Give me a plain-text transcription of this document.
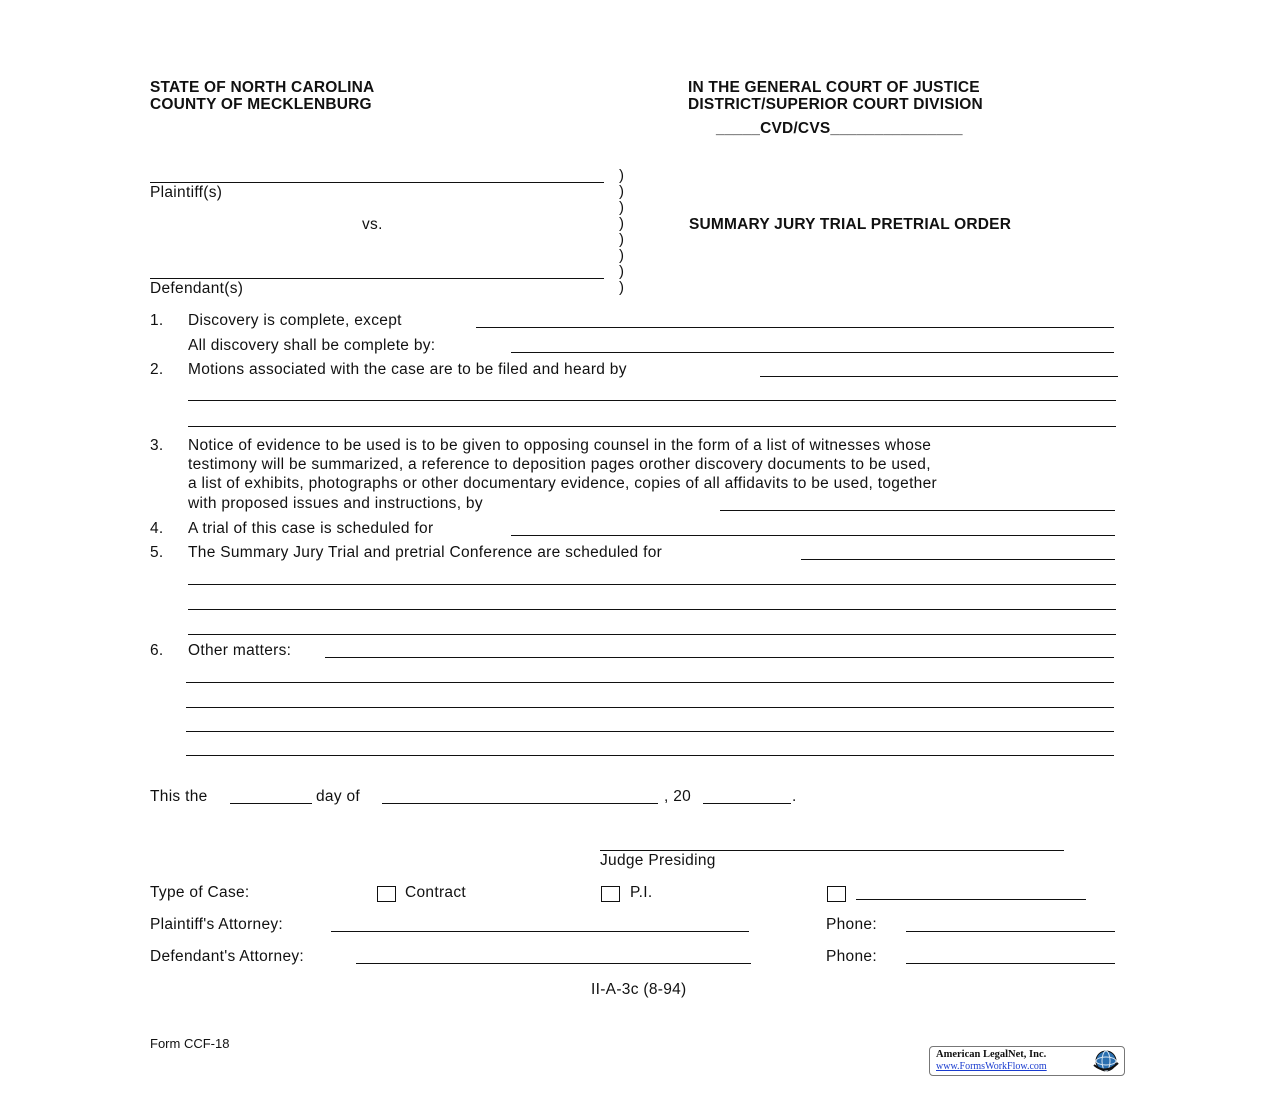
STATE OF NORTH CAROLINA
COUNTY OF MECKLENBURG
IN THE GENERAL COURT OF JUSTICE
DISTRICT/SUPERIOR COURT DIVISION
_____CVD/CVS_______________
Plaintiff(s)
vs.
Defendant(s)
)
)
)
)
)
)
)
)
SUMMARY JURY TRIAL PRETRIAL ORDER
1. Discovery is complete, except
All discovery shall be complete by:
2. Motions associated with the case are to be filed and heard by
3. Notice of evidence to be used is to be given to opposing counsel in the form of a list of witnesses whose
testimony will be summarized, a reference to deposition pages orother discovery documents to be used,
a list of exhibits, photographs or other documentary evidence, copies of all affidavits to be used, together
with proposed issues and instructions, by
4. A trial of this case is scheduled for
5. The Summary Jury Trial and pretrial Conference are scheduled for
6. Other matters:
This the	day of	, 20	.
Judge Presiding
Type of Case:	Contract	P.I.
Plaintiff's Attorney:	Phone:
Defendant's Attorney:	Phone:
II-A-3c (8-94)
Form CCF-18
American LegalNet, Inc.
www.FormsWorkFlow.com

* Instructions for the task
Print the records word for word and exclude any picture they hold.

* In response
Give me a plain-text transcription of this document.
STATE OF NORTH CAROLINA
COUNTY OF MECKLENBURG
IN THE GENERAL COURT OF JUSTICE
DISTRICT/SUPERIOR COURT DIVISION
_____CVD/CVS_______________
Plaintiff(s)
vs.
Defendant(s)
)
)
)
)
)
)
)
)
SUMMARY JURY TRIAL PRETRIAL ORDER
1. Discovery is complete, except
All discovery shall be complete by:
2. Motions associated with the case are to be filed and heard by
3. Notice of evidence to be used is to be given to opposing counsel in the form of a list of witnesses whose
testimony will be summarized, a reference to deposition pages orother discovery documents to be used,
a list of exhibits, photographs or other documentary evidence, copies of all affidavits to be used, together
with proposed issues and instructions, by
4. A trial of this case is scheduled for
5. The Summary Jury Trial and pretrial Conference are scheduled for
6. Other matters:
This the	day of	, 20	.
Judge Presiding
Type of Case:	Contract	P.I.
Plaintiff's Attorney:	Phone:
Defendant's Attorney:	Phone:
II-A-3c (8-94)
Form CCF-18
American LegalNet, Inc.
www.FormsWorkFlow.com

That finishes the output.